# Exercise description:
How many lines in this data contain the string "Приморского"? Reply with the number only.

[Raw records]
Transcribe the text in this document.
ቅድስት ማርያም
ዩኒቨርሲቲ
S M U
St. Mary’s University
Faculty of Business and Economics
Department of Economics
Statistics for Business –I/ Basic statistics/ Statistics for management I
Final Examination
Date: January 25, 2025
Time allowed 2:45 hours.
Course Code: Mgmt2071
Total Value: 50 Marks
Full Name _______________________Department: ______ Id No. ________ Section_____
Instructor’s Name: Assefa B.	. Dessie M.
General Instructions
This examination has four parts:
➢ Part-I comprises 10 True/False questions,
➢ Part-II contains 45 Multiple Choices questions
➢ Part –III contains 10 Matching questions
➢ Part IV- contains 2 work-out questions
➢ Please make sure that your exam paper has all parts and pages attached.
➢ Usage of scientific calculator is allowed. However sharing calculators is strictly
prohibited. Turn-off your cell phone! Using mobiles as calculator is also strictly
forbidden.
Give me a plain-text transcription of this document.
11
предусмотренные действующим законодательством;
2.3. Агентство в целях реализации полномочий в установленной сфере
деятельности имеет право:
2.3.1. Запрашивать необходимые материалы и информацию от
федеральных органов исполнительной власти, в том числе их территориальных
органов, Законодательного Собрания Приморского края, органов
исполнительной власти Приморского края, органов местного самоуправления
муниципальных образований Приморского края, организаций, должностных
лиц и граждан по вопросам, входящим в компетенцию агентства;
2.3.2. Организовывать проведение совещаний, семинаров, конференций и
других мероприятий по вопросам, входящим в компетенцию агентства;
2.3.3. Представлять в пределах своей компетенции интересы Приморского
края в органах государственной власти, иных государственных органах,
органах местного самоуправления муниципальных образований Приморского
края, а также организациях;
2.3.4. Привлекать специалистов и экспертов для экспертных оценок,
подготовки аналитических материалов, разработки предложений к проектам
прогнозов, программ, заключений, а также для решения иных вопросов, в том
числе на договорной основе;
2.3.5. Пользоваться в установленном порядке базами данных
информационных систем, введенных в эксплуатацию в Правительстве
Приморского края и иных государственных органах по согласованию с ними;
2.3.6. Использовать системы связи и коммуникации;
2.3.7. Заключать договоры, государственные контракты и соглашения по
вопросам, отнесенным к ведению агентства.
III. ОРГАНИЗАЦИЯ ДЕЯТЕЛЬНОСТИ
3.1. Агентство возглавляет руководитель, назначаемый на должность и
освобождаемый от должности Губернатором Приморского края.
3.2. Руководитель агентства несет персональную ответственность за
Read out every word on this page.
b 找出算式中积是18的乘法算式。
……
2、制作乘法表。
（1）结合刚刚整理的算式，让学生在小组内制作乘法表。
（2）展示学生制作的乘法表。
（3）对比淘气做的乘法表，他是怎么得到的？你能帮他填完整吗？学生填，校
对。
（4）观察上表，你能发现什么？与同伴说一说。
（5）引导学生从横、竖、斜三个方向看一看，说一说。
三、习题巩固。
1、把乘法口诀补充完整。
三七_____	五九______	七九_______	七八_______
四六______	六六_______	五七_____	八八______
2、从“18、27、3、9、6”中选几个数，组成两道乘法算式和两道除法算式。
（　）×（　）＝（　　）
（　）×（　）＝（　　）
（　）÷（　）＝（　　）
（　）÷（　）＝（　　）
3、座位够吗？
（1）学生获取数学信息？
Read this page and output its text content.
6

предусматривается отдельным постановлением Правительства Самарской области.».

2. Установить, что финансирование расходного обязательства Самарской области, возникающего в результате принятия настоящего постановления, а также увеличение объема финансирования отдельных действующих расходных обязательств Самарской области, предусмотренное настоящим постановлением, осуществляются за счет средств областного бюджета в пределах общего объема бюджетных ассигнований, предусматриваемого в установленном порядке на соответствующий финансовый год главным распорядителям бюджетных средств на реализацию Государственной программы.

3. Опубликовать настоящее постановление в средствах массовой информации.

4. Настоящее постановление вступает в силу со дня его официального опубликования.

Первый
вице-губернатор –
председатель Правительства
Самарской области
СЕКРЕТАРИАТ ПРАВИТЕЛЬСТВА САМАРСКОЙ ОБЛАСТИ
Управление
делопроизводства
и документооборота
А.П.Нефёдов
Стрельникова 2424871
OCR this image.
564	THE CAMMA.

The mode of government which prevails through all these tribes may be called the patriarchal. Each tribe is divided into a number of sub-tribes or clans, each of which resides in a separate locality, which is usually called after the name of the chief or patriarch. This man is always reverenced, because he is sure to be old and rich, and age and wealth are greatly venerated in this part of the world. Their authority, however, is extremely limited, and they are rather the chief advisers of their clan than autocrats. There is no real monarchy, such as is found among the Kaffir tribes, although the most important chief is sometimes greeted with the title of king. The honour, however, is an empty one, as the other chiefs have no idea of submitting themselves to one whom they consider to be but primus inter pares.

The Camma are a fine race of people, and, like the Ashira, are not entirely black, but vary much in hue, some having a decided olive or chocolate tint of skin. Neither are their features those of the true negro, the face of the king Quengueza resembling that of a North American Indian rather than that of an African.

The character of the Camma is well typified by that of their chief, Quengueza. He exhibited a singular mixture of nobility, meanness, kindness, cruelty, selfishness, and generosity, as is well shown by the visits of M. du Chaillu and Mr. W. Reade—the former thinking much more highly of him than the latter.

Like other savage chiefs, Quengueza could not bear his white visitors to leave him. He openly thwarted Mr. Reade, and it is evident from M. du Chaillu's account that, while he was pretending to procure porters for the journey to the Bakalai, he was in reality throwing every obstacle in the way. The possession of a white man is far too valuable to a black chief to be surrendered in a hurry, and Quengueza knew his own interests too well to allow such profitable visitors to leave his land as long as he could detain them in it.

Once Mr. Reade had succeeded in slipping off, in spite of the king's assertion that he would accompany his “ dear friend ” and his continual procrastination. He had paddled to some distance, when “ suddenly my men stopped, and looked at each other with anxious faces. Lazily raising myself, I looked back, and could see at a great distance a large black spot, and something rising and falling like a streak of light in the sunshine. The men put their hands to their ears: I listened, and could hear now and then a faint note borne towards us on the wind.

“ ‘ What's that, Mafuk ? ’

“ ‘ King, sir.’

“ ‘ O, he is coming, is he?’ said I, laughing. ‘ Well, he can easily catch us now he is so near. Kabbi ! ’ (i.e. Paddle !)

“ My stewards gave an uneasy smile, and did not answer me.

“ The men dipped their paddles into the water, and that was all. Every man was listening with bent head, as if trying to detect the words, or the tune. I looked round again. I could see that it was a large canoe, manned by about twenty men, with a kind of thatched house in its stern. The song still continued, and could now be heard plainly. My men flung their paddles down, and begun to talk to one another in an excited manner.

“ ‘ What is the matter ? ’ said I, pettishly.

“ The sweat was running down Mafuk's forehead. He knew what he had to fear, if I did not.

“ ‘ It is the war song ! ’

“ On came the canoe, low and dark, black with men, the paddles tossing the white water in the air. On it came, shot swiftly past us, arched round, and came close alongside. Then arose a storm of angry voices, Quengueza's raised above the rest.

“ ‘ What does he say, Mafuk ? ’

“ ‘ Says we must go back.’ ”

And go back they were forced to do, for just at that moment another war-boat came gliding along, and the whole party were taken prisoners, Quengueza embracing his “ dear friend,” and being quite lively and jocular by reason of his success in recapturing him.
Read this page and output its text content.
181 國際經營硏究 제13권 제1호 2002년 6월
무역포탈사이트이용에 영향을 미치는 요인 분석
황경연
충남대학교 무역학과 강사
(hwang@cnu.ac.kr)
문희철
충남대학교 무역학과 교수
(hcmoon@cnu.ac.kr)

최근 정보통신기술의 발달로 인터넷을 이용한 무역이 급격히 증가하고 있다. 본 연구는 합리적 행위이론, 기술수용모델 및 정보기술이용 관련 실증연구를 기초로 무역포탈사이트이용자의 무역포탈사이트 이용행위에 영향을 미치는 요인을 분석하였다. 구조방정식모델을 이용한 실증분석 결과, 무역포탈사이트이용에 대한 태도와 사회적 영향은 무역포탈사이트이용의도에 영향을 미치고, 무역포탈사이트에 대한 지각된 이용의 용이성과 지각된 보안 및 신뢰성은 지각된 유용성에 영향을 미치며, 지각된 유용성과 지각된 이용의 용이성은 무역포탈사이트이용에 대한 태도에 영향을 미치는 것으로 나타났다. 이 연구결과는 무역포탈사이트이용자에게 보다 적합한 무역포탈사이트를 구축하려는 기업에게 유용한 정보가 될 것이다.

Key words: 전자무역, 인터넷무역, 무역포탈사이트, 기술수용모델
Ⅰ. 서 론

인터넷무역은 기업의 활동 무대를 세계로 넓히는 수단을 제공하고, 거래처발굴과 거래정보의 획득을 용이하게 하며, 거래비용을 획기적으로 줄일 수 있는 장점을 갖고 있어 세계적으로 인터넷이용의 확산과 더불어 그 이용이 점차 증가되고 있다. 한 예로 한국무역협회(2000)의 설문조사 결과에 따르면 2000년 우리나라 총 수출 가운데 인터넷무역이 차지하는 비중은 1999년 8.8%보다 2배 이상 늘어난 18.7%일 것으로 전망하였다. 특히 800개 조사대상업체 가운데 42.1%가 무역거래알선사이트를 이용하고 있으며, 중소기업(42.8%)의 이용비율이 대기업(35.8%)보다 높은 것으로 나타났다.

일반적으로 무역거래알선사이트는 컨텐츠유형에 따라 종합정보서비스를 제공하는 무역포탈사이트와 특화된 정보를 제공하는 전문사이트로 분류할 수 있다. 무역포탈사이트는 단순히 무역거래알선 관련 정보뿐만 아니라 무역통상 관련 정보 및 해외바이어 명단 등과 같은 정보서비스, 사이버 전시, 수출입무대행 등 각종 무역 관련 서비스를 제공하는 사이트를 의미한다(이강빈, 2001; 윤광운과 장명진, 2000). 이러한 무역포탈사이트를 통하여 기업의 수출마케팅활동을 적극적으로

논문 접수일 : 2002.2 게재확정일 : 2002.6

# Expected answer:
7